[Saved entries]
__________

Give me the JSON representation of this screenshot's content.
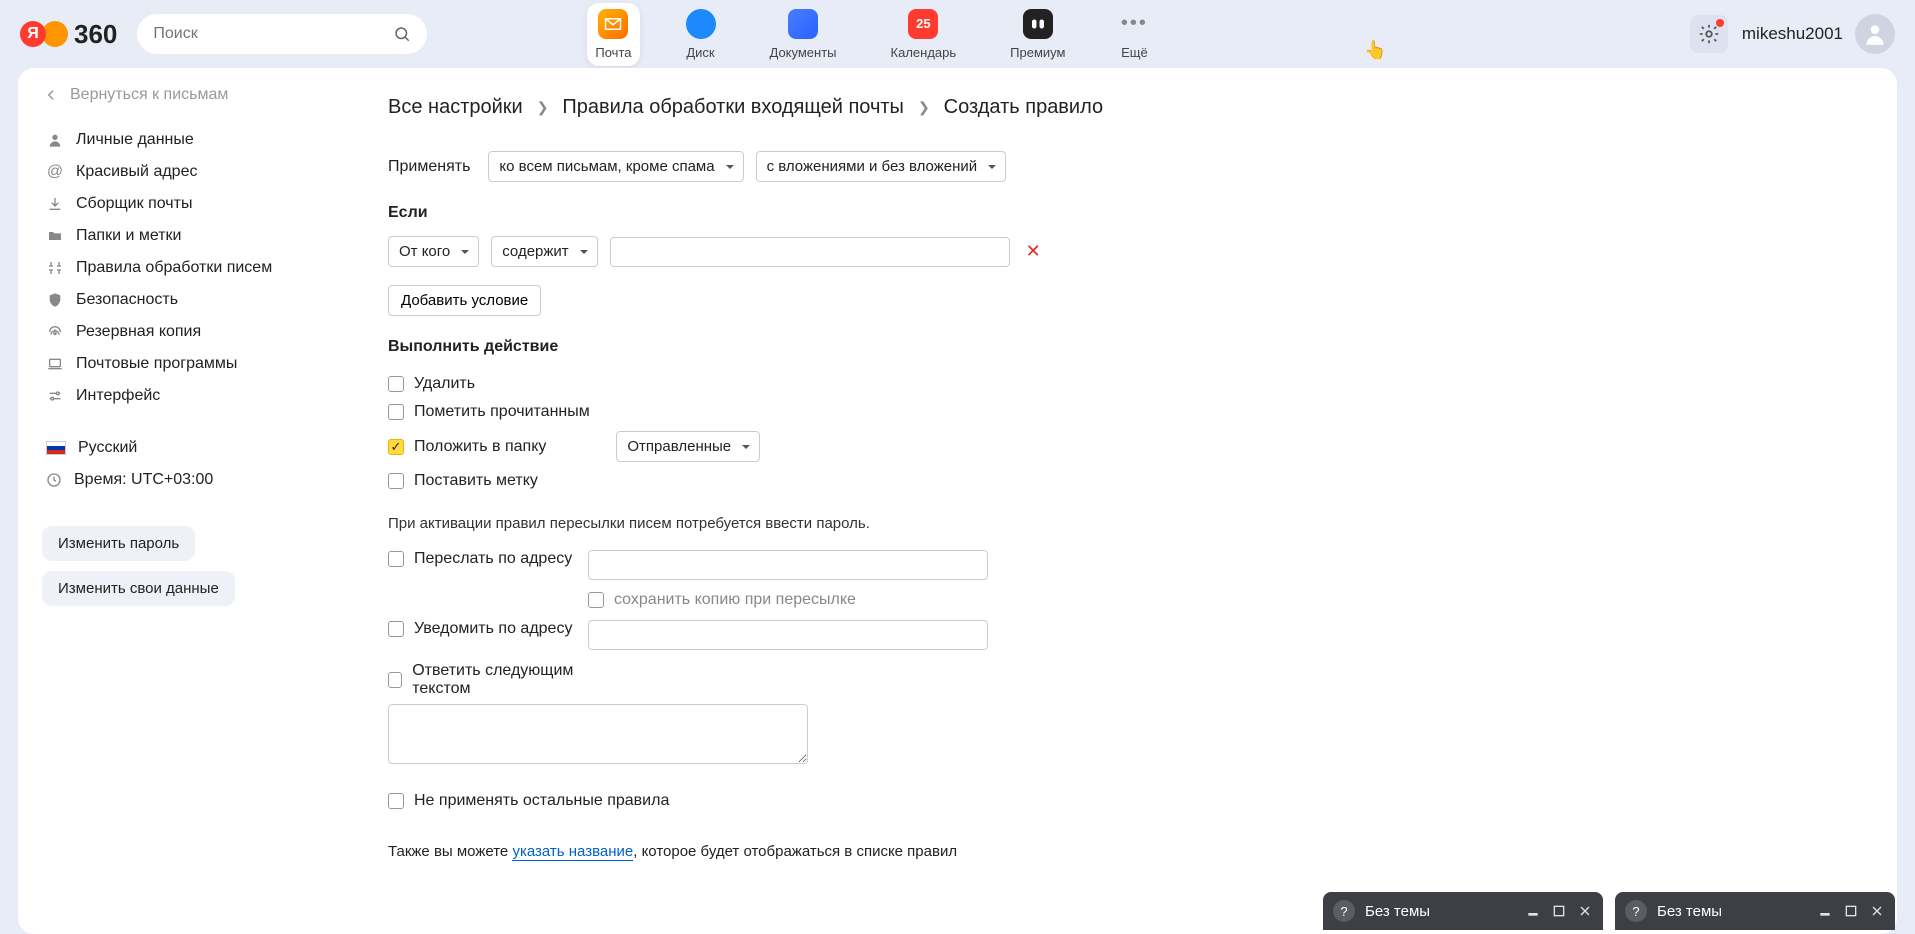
{
  "header": {
    "logo_text": "360",
    "search_placeholder": "Поиск",
    "apps": [
      {
        "label": "Почта",
        "key": "mail"
      },
      {
        "label": "Диск",
        "key": "disk"
      },
      {
        "label": "Документы",
        "key": "docs"
      },
      {
        "label": "Календарь",
        "key": "cal",
        "badge": "25"
      },
      {
        "label": "Премиум",
        "key": "prem"
      },
      {
        "label": "Ещё",
        "key": "more"
      }
    ],
    "username": "mikeshu2001"
  },
  "sidebar": {
    "back": "Вернуться к письмам",
    "items": [
      {
        "label": "Личные данные"
      },
      {
        "label": "Красивый адрес"
      },
      {
        "label": "Сборщик почты"
      },
      {
        "label": "Папки и метки"
      },
      {
        "label": "Правила обработки писем"
      },
      {
        "label": "Безопасность"
      },
      {
        "label": "Резервная копия"
      },
      {
        "label": "Почтовые программы"
      },
      {
        "label": "Интерфейс"
      }
    ],
    "language": "Русский",
    "time": "Время: UTC+03:00",
    "change_password": "Изменить пароль",
    "change_data": "Изменить свои данные"
  },
  "breadcrumb": {
    "a": "Все настройки",
    "b": "Правила обработки входящей почты",
    "c": "Создать правило"
  },
  "form": {
    "apply_label": "Применять",
    "apply_sel1": "ко всем письмам, кроме спама",
    "apply_sel2": "с вложениями и без вложений",
    "if_title": "Если",
    "cond_field": "От кого",
    "cond_op": "содержит",
    "add_condition": "Добавить условие",
    "action_title": "Выполнить действие",
    "actions": {
      "delete": "Удалить",
      "mark_read": "Пометить прочитанным",
      "move_folder": "Положить в папку",
      "folder_selected": "Отправленные",
      "set_label": "Поставить метку"
    },
    "forward_note": "При активации правил пересылки писем потребуется ввести пароль.",
    "forward": "Переслать по адресу",
    "keep_copy": "сохранить копию при пересылке",
    "notify": "Уведомить по адресу",
    "reply_text": "Ответить следующим текстом",
    "skip_others": "Не применять остальные правила",
    "name_note_pre": "Также вы можете ",
    "name_note_link": "указать название",
    "name_note_post": ", которое будет отображаться в списке правил"
  },
  "taskbar": {
    "item_title": "Без темы"
  }
}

__________

[The problem]
From the material above, copy each line that includes the word "данные".

[Task result]
        "label": "Личные данные"
    "change_data": "Изменить свои данные"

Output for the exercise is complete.